• _Görev A_
Marka şehir yazısında "Ancak, bir küçük" ifadesinden başlayıp "Okumanızı tavsiye ediyorum." ifadesine kadar, bu ifade de dahil, uzanan bölümü aynen yineler misin?

• _Kaynak Metin_
□ □ □ □ □ □ □
Hatırlarsanız, birkaç yıl önce Erzurum’da ‘Marka Şehir’ toplantısı yapılmıştı.
Avrupa şehir şartını şerh ederek, şehrin geleceğe yürüyüş rotasının belirlenmesine katkıda bulunmaya çalışan bir kalem olarak bu etkinliği alkışlamıştık. Hatta takdirimizi kişisel boyuttan sivil toplum etkinliği mecrasına taşımış, ENER açıklaması şeklinde toplumsal talebi harekete geçirmeye çalışmıştık.
Açıklamamızdan kısa bir alıntı yapalım;
“Marka Şehir” hedefine sosyal, ekonomik ve kültürel alanda şehri kalkındırmakla ulaşılabilir. Sadece sektörel atılımlarla şehri “markalaştırmak” mümkün değildir. Topyekûn bir kalkınma hamlesiyle şehirde işsizliği azaltmak, ekonomik yapıyı sağlamlaştırmak, teknoloji ve bilimsel üretimi zirveye çıkarmak, “zenginlik devrimini” tahakkuk ettirmek “marka şehir” olmanın temel koşullarıdır.
Ulusal raflarda markalı ürünleri olan, dünya çapında patent sahibi mucitleri, bilim adamları bulunan şehirler, marka şehir olma ipini daha erken göğüsleyebileceklerdir.”
***
Erzurum; aydını, gazetecisi, sivil toplum örgütleri ve üst yöneticileri ile yerel kalkınma için gerekli fikri jimnastik bakımından zengin bir şehir.
Dünyada öne çıkan kavramları gündemine alıyor, üzerinde çalışıyor, şehre uygulamanın yollarını arıyor.
Ancak, bir küçük kusurumuz var, kadı kızında da bulunacak cinsten…
Teşebbüsleri yarım bırakıyoruz, fikri takip özürlüyüz. .
Güzel güzel toplantılar düzenliyoruz, okkalı açıklamalar yapıyoruz. Sonra unutuyoruz.
İşte sözünü ettiğimiz geniş katılımlı ‘Marka Şehir’ toplantısı… Acaba bir sonuç bildirisi yayınlandı mı? Acil eylem planı yapıldı mı? Ortaya çıkan öneriler doğrultusunda teşebbüslerde bulunuldu mu? Bilmiyorum…
KISA VADEDE NELER YAPABİLİRİZ?
Bu konuyu hatırlamama bir köşe yazısı vesile oldu.
Sabah Gazetesi yazarı EMRE AKÖZ, ’Marka kent’ nasıl olunur?’ Başlıklı bir yazı kaleme aldı. Okumanızı tavsiye ediyorum.
Aköz, bir gurup sivil toplum kuruluşu yöneticisi ile birlikte Tokat’a davet edilmiş.
Neden mi?
□ □ □ □ □ □ □
• _Materyal_
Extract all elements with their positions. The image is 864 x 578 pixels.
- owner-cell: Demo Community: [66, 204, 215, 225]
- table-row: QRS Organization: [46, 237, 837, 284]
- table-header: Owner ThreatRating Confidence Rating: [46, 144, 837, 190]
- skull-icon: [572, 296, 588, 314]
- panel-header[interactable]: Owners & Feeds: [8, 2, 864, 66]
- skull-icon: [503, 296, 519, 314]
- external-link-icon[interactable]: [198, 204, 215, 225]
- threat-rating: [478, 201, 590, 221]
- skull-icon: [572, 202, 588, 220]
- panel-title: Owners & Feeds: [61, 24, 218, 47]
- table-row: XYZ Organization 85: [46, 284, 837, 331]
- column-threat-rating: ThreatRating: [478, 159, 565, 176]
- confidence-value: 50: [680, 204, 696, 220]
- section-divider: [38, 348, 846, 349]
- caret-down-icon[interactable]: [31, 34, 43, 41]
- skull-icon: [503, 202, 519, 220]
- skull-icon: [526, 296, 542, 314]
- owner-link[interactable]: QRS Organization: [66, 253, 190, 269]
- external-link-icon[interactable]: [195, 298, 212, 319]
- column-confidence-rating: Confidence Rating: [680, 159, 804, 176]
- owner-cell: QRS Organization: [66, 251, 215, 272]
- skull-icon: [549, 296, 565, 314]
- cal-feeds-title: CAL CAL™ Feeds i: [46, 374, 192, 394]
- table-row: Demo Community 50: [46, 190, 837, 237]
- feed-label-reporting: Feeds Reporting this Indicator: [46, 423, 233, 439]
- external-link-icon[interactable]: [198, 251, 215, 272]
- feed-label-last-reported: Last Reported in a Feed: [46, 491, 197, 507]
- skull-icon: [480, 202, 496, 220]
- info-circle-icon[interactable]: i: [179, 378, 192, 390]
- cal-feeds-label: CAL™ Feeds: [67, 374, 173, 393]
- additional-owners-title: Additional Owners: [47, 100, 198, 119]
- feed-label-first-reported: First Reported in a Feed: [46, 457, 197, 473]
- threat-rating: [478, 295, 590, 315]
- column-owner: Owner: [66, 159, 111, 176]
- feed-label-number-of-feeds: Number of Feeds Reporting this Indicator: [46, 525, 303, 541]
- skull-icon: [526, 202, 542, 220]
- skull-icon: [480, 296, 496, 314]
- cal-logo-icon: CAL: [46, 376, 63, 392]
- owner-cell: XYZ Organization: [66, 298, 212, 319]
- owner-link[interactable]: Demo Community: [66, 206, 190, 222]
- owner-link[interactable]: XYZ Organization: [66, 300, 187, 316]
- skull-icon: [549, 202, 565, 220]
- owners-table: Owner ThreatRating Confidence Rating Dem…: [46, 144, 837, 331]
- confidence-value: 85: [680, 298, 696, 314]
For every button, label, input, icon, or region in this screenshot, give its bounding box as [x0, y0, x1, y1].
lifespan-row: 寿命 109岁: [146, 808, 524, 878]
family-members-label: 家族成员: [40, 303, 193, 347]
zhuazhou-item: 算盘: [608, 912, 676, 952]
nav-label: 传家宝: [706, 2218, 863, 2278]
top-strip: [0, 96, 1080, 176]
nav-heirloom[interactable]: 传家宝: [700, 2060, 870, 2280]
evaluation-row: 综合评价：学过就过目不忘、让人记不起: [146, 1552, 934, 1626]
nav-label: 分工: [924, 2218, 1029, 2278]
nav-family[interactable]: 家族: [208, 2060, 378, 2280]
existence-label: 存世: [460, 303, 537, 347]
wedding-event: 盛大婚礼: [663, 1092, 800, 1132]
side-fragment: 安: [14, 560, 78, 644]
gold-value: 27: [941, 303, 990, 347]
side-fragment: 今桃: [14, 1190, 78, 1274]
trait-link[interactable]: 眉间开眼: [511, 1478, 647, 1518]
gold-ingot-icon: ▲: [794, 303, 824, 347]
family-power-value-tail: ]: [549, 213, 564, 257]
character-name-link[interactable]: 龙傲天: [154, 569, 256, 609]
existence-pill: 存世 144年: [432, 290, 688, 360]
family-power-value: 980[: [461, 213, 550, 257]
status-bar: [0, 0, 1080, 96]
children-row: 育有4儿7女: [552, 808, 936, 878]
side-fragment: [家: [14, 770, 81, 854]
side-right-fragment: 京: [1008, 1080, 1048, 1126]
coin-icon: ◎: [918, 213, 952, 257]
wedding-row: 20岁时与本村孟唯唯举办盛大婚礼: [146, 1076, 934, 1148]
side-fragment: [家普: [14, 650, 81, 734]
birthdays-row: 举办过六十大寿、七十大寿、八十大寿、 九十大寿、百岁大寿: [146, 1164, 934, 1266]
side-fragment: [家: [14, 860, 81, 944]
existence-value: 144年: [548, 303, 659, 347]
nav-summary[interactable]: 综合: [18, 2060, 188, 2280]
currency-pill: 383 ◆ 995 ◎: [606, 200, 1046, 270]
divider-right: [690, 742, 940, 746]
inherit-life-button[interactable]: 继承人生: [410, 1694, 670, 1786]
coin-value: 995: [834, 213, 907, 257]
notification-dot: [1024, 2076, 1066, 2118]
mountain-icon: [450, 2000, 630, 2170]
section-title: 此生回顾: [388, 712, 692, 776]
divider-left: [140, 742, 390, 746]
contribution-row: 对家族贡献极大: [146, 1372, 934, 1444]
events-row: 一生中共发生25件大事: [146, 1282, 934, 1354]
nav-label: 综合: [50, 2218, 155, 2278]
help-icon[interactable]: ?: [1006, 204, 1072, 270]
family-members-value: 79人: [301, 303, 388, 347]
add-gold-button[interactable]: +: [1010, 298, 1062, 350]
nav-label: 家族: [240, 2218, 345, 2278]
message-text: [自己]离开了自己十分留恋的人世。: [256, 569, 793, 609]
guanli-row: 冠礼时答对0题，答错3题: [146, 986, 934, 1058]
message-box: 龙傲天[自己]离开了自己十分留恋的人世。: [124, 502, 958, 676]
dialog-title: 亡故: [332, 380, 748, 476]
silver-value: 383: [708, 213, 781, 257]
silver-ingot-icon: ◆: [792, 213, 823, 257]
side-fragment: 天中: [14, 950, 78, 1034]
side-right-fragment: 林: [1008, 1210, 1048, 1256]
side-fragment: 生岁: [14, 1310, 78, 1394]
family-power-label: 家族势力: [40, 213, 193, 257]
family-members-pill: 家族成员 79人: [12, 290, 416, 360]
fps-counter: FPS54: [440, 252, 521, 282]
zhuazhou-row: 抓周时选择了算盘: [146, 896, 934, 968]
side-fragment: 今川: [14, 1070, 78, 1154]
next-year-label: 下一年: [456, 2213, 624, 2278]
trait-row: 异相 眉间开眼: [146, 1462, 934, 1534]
□ □ □ □ □ □ □
• _Görev B_
Kayıtların başından "- confidence-value: 85: [680, 298, 696, 314]" içeren satıra kadar, o satır da dahil, yalnızca bu satırları boş satırları atlayarak numaralı bir listeye dönüştürür müsün?

• _Alıştırma Çözümü A_
Ancak, bir küçük kusurumuz var, kadı kızında da bulunacak cinsten…
Teşebbüsleri yarım bırakıyoruz, fikri takip özürlüyüz. .
Güzel güzel toplantılar düzenliyoruz, okkalı açıklamalar yapıyoruz. Sonra unutuyoruz.
İşte sözünü ettiğimiz geniş katılımlı ‘Marka Şehir’ toplantısı… Acaba bir sonuç bildirisi yayınlandı mı? Acil eylem planı yapıldı mı? Ortaya çıkan öneriler doğrultusunda teşebbüslerde bulunuldu mu? Bilmiyorum…
KISA VADEDE NELER YAPABİLİRİZ?
Bu konuyu hatırlamama bir köşe yazısı vesile oldu.
Sabah Gazetesi yazarı EMRE AKÖZ, ’Marka kent’ nasıl olunur?’ Başlıklı bir yazı kaleme aldı. Okumanızı tavsiye ediyorum.

• _Alıştırma Çözümü B_
1. Extract all elements with their positions. The image is 864 x 578 pixels.
2. - owner-cell: Demo Community: [66, 204, 215, 225]
3. - table-row: QRS Organization: [46, 237, 837, 284]
4. - table-header: Owner ThreatRating Confidence Rating: [46, 144, 837, 190]
5. - skull-icon: [572, 296, 588, 314]
6. - panel-header[interactable]: Owners & Feeds: [8, 2, 864, 66]
7. - skull-icon: [503, 296, 519, 314]
8. - external-link-icon[interactable]: [198, 204, 215, 225]
9. - threat-rating: [478, 201, 590, 221]
10. - skull-icon: [572, 202, 588, 220]
11. - panel-title: Owners & Feeds: [61, 24, 218, 47]
12. - table-row: XYZ Organization 85: [46, 284, 837, 331]
13. - column-threat-rating: ThreatRating: [478, 159, 565, 176]
14. - confidence-value: 50: [680, 204, 696, 220]
15. - section-divider: [38, 348, 846, 349]
16. - caret-down-icon[interactable]: [31, 34, 43, 41]
17. - skull-icon: [503, 202, 519, 220]
18. - skull-icon: [526, 296, 542, 314]
19. - owner-link[interactable]: QRS Organization: [66, 253, 190, 269]
20. - external-link-icon[interactable]: [195, 298, 212, 319]
21. - column-confidence-rating: Confidence Rating: [680, 159, 804, 176]
22. - owner-cell: QRS Organization: [66, 251, 215, 272]
23. - skull-icon: [549, 296, 565, 314]
24. - cal-feeds-title: CAL CAL™ Feeds i: [46, 374, 192, 394]
25. - table-row: Demo Community 50: [46, 190, 837, 237]
26. - feed-label-reporting: Feeds Reporting this Indicator: [46, 423, 233, 439]
27. - external-link-icon[interactable]: [198, 251, 215, 272]
28. - feed-label-last-reported: Last Reported in a Feed: [46, 491, 197, 507]
29. - skull-icon: [480, 202, 496, 220]
30. - info-circle-icon[interactable]: i: [179, 378, 192, 390]
31. - cal-feeds-label: CAL™ Feeds: [67, 374, 173, 393]
32. - additional-owners-title: Additional Owners: [47, 100, 198, 119]
33. - feed-label-first-reported: First Reported in a Feed: [46, 457, 197, 473]
34. - threat-rating: [478, 295, 590, 315]
35. - column-owner: Owner: [66, 159, 111, 176]
36. - feed-label-number-of-feeds: Number of Feeds Reporting this Indicator: [46, 525, 303, 541]
37. - skull-icon: [526, 202, 542, 220]
38. - skull-icon: [480, 296, 496, 314]
39. - cal-logo-icon: CAL: [46, 376, 63, 392]
40. - owner-cell: XYZ Organization: [66, 298, 212, 319]
41. - owner-link[interactable]: Demo Community: [66, 206, 190, 222]
42. - owner-link[interactable]: XYZ Organization: [66, 300, 187, 316]
43. - skull-icon: [549, 202, 565, 220]
44. - owners-table: Owner ThreatRating Confidence Rating Dem…: [46, 144, 837, 331]
45. - confidence-value: 85: [680, 298, 696, 314]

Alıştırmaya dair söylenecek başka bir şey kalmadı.